**Information provided:**
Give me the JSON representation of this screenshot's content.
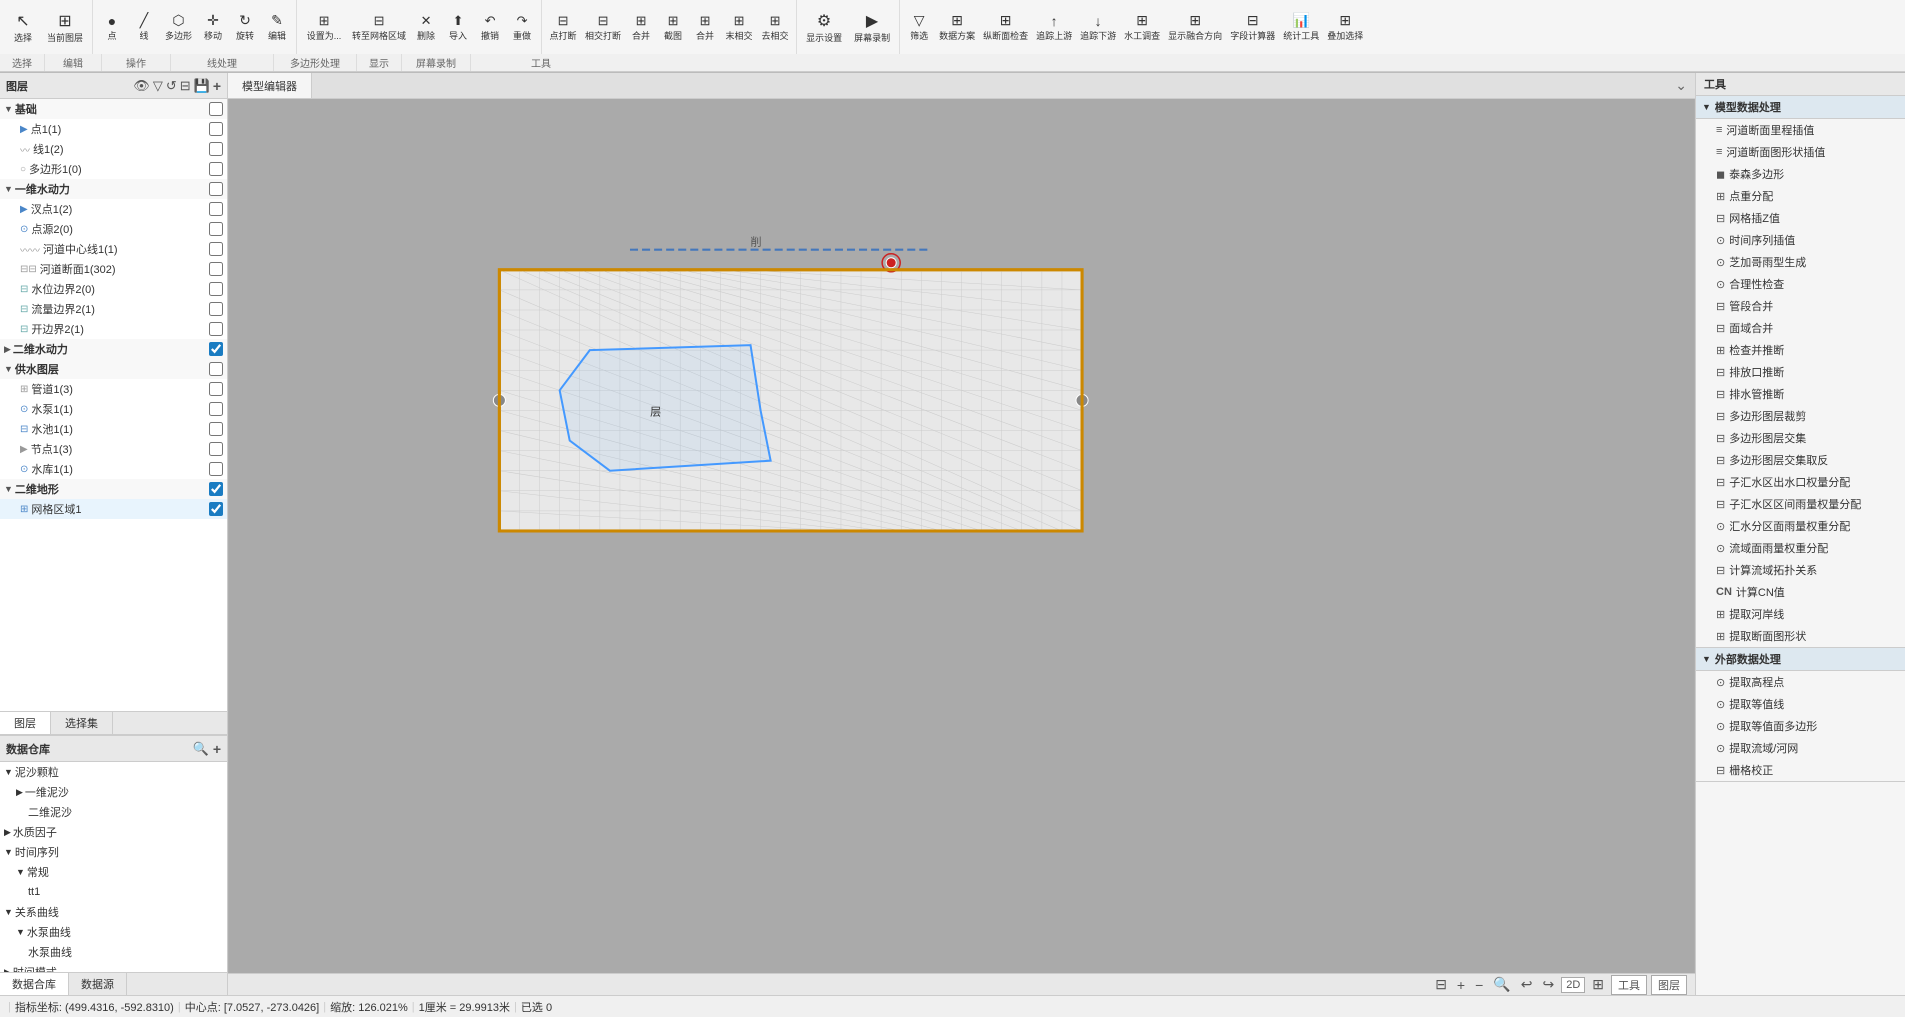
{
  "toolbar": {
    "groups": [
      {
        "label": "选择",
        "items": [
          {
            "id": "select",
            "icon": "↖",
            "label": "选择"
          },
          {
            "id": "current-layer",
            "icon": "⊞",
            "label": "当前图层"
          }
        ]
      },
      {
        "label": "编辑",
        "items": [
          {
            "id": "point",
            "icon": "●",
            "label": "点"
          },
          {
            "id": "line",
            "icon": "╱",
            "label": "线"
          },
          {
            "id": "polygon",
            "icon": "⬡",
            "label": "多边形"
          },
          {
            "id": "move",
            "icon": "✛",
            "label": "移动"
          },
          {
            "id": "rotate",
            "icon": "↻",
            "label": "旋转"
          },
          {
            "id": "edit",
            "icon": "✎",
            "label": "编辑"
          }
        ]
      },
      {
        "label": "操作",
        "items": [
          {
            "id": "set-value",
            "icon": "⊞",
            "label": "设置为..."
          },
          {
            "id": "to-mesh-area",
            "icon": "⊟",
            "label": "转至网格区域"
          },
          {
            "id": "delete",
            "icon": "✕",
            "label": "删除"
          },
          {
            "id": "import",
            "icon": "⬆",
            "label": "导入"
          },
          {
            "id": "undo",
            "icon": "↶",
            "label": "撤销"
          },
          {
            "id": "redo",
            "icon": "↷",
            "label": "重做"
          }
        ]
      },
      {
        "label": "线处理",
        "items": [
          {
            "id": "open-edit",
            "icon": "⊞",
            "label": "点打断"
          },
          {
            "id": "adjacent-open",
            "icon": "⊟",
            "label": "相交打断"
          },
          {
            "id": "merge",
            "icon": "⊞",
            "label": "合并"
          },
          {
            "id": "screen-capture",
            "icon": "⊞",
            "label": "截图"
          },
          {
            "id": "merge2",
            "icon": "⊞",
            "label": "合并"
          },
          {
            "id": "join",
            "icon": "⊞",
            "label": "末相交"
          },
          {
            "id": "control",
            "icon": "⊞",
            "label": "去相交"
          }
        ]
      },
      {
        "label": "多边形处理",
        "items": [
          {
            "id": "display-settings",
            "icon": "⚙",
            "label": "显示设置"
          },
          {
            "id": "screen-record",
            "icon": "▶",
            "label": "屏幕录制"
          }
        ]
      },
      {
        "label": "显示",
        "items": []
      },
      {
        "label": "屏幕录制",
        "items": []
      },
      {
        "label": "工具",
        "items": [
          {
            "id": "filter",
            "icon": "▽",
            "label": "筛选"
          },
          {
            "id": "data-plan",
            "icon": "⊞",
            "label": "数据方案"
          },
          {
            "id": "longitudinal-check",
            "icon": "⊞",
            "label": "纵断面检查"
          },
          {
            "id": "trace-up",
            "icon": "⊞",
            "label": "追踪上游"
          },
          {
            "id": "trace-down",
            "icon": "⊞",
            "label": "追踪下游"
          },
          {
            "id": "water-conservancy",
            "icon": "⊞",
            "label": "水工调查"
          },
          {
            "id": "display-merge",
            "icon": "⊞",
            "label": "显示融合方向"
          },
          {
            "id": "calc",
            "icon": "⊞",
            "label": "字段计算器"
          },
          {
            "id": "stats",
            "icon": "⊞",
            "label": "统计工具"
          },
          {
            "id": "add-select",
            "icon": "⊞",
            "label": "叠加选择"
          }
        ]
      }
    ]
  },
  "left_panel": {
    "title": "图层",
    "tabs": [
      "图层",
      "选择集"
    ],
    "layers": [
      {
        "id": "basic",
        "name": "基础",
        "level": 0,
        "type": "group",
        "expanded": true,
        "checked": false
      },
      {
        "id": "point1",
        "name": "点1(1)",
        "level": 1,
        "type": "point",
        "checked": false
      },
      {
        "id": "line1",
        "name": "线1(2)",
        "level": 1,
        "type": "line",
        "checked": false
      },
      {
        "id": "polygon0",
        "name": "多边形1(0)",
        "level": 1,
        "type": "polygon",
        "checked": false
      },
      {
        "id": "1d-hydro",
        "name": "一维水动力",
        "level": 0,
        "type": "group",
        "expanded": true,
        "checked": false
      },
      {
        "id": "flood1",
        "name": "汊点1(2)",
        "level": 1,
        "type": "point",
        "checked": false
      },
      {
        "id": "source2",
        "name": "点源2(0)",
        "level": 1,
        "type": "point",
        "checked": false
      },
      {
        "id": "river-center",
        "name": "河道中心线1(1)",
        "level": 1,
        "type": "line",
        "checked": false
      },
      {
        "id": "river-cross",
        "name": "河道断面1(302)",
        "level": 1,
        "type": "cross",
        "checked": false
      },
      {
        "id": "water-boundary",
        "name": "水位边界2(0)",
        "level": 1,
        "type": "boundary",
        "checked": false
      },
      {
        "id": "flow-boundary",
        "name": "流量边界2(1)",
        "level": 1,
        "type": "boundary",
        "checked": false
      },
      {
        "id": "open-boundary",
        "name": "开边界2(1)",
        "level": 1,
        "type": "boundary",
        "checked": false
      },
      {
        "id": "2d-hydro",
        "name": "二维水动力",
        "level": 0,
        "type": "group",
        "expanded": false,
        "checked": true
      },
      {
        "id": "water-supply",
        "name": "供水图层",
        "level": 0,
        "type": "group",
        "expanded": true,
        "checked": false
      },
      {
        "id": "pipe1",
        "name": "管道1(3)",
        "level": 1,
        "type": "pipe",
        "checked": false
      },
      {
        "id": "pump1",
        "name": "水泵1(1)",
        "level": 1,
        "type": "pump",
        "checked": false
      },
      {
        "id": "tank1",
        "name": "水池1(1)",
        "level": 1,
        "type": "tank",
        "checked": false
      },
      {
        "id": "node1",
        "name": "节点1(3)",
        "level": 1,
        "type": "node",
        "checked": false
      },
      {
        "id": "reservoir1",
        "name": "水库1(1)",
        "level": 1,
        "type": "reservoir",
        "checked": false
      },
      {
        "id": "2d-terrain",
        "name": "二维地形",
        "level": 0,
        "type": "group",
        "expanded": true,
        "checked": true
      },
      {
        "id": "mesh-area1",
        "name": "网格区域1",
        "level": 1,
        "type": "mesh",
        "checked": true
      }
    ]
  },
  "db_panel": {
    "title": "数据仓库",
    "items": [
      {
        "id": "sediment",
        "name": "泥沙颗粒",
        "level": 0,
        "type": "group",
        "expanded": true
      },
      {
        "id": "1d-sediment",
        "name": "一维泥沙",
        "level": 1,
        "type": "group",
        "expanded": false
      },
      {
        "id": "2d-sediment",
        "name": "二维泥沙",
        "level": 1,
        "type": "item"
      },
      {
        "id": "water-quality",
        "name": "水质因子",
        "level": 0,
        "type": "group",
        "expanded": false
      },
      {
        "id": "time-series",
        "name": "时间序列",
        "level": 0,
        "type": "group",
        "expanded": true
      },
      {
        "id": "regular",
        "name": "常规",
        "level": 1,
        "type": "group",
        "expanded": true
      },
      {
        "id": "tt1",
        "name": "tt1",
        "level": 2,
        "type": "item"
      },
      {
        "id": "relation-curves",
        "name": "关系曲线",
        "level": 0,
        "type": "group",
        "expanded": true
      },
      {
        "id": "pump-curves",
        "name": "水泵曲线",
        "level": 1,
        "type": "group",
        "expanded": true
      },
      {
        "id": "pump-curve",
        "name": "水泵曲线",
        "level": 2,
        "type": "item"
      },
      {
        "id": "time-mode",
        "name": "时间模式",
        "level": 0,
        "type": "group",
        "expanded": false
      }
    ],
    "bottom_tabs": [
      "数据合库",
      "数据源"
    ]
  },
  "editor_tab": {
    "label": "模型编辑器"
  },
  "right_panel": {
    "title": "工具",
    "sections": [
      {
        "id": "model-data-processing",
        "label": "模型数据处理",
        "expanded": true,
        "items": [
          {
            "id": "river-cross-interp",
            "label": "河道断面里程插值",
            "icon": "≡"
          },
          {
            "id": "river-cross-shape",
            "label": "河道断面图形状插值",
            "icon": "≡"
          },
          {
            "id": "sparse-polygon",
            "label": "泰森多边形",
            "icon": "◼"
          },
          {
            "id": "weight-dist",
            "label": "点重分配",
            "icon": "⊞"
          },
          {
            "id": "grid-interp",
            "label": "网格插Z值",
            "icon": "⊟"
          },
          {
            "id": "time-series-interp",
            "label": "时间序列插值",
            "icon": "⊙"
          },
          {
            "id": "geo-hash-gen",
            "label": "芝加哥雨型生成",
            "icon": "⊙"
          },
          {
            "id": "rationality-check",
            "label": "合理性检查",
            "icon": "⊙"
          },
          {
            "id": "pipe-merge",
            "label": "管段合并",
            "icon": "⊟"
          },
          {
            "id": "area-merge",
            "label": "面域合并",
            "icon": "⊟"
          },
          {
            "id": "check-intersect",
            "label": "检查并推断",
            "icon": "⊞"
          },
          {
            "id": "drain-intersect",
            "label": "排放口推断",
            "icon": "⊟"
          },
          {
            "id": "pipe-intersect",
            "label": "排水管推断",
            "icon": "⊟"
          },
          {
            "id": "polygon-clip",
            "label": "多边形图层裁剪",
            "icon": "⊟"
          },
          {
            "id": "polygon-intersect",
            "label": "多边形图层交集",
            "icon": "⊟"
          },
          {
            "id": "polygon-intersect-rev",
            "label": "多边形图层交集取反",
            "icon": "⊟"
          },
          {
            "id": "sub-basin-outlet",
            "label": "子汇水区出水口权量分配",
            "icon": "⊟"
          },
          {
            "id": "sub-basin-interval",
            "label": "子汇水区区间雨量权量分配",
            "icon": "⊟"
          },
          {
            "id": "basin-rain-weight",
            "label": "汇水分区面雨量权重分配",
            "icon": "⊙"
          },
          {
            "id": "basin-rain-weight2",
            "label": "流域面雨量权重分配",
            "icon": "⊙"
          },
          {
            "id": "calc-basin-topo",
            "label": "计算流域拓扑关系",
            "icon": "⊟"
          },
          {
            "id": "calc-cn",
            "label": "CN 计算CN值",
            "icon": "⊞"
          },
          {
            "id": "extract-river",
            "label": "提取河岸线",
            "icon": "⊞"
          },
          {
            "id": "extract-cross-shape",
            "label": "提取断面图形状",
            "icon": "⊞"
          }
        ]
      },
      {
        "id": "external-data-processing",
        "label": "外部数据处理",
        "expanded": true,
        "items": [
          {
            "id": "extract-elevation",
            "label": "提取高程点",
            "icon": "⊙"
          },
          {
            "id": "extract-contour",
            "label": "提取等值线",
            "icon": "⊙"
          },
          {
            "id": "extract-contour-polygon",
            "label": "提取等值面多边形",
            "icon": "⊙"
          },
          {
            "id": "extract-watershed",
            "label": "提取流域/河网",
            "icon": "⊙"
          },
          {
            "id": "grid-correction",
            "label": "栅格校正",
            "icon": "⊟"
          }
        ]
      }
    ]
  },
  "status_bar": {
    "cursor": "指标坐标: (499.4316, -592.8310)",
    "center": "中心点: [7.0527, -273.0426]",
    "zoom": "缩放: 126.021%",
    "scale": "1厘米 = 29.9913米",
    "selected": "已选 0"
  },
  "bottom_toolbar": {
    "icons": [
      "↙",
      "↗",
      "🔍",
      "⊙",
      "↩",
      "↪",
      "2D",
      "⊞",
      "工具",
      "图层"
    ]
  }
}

--

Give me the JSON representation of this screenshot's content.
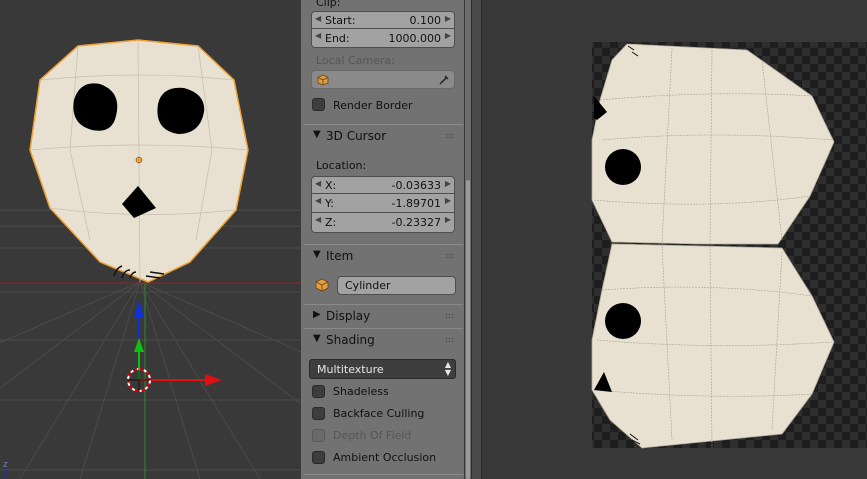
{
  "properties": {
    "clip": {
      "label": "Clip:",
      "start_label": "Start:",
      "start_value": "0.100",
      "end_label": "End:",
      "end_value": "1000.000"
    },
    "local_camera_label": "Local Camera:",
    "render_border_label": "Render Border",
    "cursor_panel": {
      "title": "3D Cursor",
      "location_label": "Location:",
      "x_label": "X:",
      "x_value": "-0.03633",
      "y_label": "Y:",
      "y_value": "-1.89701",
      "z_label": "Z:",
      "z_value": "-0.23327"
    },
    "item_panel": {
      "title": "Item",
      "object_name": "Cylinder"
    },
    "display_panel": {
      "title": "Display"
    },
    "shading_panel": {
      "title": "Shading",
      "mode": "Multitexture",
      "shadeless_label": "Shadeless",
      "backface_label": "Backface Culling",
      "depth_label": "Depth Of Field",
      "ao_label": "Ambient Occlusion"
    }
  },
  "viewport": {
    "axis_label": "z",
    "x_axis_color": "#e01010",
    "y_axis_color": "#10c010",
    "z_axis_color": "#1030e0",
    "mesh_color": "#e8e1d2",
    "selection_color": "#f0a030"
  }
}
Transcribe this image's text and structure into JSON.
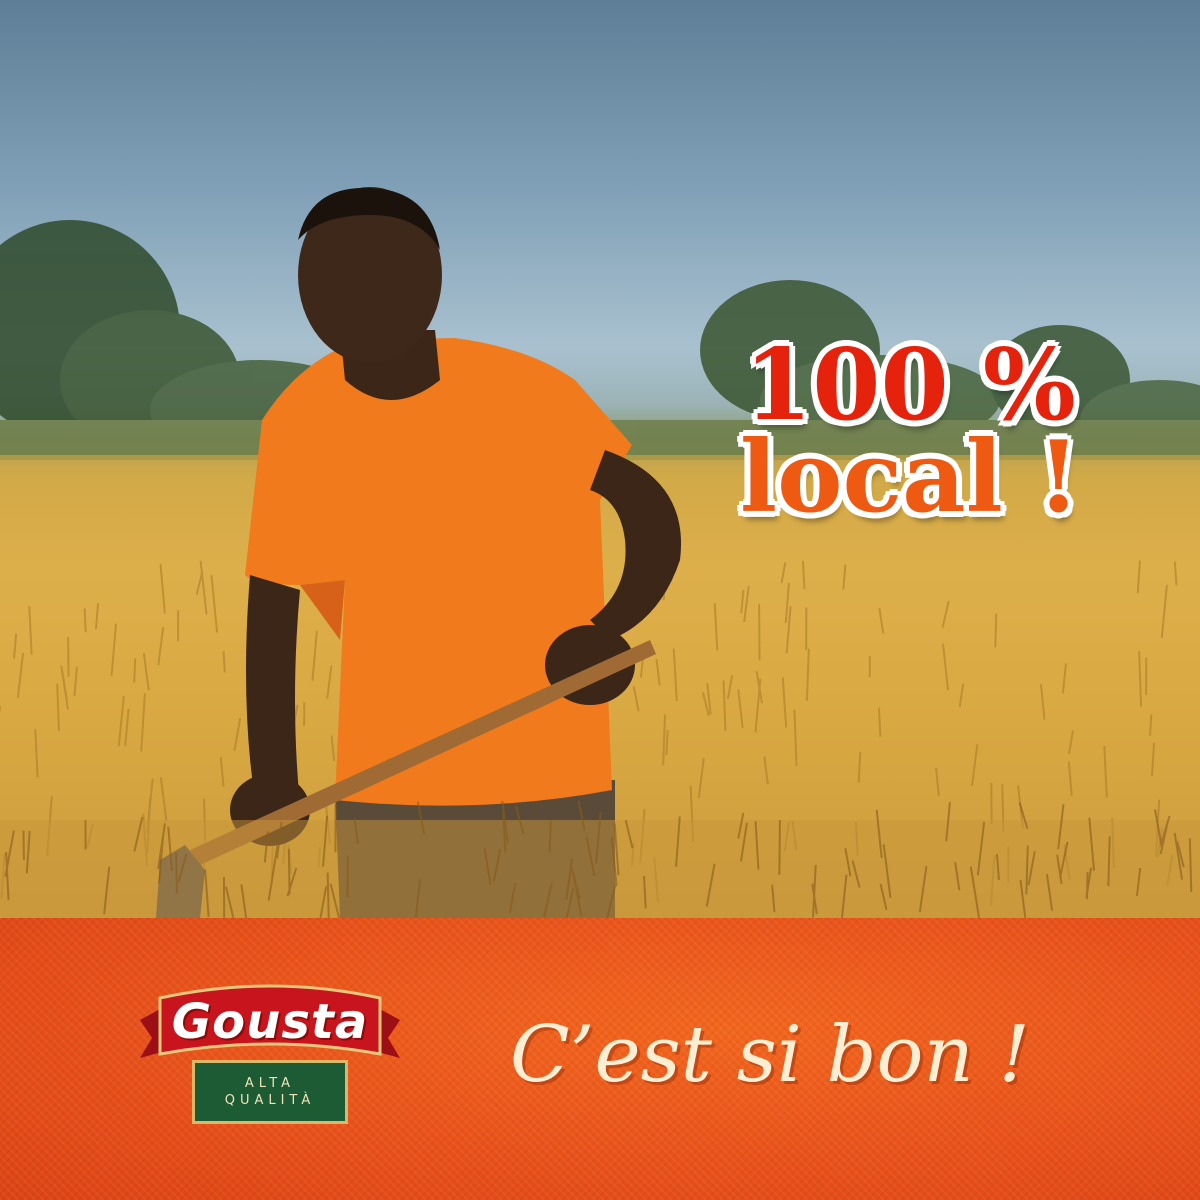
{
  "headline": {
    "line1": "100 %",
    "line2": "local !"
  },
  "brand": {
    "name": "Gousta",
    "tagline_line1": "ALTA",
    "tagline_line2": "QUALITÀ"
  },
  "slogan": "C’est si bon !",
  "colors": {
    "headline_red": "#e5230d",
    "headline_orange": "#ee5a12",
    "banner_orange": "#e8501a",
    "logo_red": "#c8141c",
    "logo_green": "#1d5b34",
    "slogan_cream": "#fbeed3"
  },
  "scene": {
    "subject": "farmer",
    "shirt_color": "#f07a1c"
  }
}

**Problem description:** Look back over the material above and state how many lines hold the word "basin". Write the number and nothing else.

**Correct response:** 5